> PROMPT
From the listing below, extract every line containing "executorService".
>> Begin
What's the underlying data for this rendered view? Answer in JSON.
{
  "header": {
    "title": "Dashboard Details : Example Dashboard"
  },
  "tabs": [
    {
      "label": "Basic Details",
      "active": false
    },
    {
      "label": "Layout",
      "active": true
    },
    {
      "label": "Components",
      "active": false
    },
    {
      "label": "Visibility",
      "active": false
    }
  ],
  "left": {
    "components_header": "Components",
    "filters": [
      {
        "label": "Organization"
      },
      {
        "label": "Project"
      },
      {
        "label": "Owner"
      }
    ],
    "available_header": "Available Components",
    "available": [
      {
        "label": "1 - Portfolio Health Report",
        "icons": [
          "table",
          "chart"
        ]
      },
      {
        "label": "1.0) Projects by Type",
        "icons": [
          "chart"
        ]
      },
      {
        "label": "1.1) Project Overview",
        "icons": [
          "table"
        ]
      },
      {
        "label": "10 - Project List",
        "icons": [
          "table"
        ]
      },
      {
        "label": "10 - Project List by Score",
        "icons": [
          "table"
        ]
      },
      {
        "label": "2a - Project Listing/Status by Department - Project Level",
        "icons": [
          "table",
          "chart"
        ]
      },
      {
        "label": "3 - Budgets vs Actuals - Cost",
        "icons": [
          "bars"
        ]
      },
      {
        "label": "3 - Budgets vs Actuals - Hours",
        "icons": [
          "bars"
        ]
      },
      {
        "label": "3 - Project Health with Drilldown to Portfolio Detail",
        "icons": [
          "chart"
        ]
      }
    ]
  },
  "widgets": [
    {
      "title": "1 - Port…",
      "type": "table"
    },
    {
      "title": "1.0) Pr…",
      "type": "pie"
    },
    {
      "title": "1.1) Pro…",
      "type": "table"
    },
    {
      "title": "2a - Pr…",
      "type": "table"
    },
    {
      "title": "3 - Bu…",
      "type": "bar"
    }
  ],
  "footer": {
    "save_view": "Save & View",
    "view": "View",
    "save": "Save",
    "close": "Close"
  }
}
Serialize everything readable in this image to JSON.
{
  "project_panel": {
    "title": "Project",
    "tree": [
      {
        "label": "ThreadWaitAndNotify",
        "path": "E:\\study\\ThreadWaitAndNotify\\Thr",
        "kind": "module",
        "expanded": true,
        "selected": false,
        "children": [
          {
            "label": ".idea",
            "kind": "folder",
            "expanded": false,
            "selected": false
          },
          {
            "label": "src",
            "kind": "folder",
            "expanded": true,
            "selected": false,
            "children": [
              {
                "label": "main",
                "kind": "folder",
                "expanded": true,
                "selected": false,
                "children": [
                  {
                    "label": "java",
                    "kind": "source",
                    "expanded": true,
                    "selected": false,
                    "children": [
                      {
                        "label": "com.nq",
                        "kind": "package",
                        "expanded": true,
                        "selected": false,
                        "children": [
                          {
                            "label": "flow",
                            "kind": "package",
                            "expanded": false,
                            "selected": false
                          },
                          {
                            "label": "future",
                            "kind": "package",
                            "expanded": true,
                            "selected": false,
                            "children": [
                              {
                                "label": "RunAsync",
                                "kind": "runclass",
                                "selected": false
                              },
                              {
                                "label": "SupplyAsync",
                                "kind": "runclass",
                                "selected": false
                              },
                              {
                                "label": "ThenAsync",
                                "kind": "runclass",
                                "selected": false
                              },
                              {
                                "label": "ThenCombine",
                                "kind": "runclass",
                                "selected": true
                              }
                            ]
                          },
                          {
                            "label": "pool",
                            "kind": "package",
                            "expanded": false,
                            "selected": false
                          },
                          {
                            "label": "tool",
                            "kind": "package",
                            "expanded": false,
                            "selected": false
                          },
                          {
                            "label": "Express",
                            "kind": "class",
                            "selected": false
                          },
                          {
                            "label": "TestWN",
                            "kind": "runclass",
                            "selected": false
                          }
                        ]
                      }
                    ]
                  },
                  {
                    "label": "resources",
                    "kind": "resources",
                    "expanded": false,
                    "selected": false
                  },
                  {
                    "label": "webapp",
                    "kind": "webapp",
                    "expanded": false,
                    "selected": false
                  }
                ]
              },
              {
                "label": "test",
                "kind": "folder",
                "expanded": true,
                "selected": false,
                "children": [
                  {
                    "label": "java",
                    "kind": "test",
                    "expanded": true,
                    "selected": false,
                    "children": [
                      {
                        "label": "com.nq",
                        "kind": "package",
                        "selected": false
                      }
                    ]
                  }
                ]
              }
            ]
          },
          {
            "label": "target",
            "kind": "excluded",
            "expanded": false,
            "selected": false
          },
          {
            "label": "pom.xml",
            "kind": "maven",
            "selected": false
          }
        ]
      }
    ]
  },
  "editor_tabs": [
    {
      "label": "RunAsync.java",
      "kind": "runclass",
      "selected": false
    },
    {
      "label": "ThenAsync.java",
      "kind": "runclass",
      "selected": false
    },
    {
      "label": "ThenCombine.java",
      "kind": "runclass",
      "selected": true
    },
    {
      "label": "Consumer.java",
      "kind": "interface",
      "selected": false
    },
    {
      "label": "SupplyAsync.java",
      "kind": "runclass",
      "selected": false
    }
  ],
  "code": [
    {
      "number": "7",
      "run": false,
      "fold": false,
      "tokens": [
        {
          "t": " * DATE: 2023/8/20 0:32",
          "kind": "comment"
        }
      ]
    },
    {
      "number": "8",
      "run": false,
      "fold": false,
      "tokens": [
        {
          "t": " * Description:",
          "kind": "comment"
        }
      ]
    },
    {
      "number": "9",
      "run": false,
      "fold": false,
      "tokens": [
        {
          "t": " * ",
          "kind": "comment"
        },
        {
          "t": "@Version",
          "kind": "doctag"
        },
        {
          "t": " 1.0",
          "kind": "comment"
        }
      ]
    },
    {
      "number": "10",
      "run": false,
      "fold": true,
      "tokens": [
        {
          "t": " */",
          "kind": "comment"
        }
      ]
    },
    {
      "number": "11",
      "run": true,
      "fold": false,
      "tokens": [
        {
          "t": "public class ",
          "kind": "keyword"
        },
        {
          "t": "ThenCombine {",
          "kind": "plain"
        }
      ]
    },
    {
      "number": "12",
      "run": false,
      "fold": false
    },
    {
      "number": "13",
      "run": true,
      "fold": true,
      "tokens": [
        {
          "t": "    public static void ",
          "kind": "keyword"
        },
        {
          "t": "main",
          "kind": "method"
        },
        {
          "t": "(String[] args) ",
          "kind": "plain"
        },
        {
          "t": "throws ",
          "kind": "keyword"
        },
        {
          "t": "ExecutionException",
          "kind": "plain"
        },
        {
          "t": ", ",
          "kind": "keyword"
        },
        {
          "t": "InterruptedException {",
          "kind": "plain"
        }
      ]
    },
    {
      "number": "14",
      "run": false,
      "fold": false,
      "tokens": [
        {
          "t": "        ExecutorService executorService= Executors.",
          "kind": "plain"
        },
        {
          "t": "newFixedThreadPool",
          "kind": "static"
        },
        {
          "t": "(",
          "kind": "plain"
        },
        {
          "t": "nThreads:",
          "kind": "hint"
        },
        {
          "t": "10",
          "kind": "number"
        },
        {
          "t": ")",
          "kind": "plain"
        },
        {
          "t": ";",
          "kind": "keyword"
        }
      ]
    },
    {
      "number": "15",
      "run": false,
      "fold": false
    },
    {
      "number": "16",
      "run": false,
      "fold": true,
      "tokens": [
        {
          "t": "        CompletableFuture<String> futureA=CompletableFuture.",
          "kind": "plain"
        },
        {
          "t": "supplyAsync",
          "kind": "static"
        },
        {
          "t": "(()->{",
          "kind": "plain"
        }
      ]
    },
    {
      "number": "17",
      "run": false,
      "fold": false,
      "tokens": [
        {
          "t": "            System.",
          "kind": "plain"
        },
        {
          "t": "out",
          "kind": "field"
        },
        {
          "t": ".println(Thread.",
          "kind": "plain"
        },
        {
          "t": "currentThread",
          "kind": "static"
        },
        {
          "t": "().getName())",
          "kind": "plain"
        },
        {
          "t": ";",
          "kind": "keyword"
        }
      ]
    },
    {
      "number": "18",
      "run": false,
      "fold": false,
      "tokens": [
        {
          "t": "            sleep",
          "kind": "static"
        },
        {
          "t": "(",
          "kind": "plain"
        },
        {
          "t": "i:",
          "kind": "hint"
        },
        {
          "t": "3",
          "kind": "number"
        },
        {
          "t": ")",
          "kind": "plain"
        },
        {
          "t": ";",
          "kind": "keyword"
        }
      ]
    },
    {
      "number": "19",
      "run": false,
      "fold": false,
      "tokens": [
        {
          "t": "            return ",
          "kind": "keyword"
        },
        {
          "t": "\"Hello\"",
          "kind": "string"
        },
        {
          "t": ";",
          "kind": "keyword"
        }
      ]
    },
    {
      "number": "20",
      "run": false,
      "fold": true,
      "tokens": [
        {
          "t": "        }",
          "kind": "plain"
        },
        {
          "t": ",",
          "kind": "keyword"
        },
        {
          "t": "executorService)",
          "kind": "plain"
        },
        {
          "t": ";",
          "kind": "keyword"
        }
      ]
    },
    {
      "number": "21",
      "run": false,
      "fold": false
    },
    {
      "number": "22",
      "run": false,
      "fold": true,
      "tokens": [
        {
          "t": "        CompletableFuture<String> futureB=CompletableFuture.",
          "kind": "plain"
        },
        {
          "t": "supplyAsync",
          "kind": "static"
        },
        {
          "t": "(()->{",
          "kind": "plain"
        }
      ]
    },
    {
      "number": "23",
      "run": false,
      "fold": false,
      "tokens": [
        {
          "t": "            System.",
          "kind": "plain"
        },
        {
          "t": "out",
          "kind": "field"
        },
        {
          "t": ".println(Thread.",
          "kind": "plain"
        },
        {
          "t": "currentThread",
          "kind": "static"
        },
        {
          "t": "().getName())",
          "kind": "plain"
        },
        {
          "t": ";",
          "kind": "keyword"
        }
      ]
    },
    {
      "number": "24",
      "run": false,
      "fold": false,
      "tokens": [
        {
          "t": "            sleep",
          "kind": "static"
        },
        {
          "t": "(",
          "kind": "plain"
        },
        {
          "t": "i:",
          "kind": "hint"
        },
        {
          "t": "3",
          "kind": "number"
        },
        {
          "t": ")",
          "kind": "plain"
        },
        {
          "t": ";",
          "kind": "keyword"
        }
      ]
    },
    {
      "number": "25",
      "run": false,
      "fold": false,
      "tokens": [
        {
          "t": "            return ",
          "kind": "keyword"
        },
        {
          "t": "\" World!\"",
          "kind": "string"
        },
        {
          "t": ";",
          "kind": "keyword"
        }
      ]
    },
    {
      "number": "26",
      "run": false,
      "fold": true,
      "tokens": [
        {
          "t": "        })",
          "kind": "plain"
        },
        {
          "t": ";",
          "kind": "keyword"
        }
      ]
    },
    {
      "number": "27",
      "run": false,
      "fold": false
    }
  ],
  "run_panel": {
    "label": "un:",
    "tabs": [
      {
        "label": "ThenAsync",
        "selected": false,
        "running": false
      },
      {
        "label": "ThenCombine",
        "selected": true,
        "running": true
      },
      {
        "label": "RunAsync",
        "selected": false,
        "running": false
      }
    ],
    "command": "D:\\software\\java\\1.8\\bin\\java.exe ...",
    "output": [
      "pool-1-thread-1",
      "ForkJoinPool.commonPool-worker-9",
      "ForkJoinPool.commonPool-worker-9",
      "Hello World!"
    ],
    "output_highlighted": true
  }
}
>> End
> OUTPUT BELOW
          "t": "        ExecutorService executorService= Executors.",
          "t": "executorService)",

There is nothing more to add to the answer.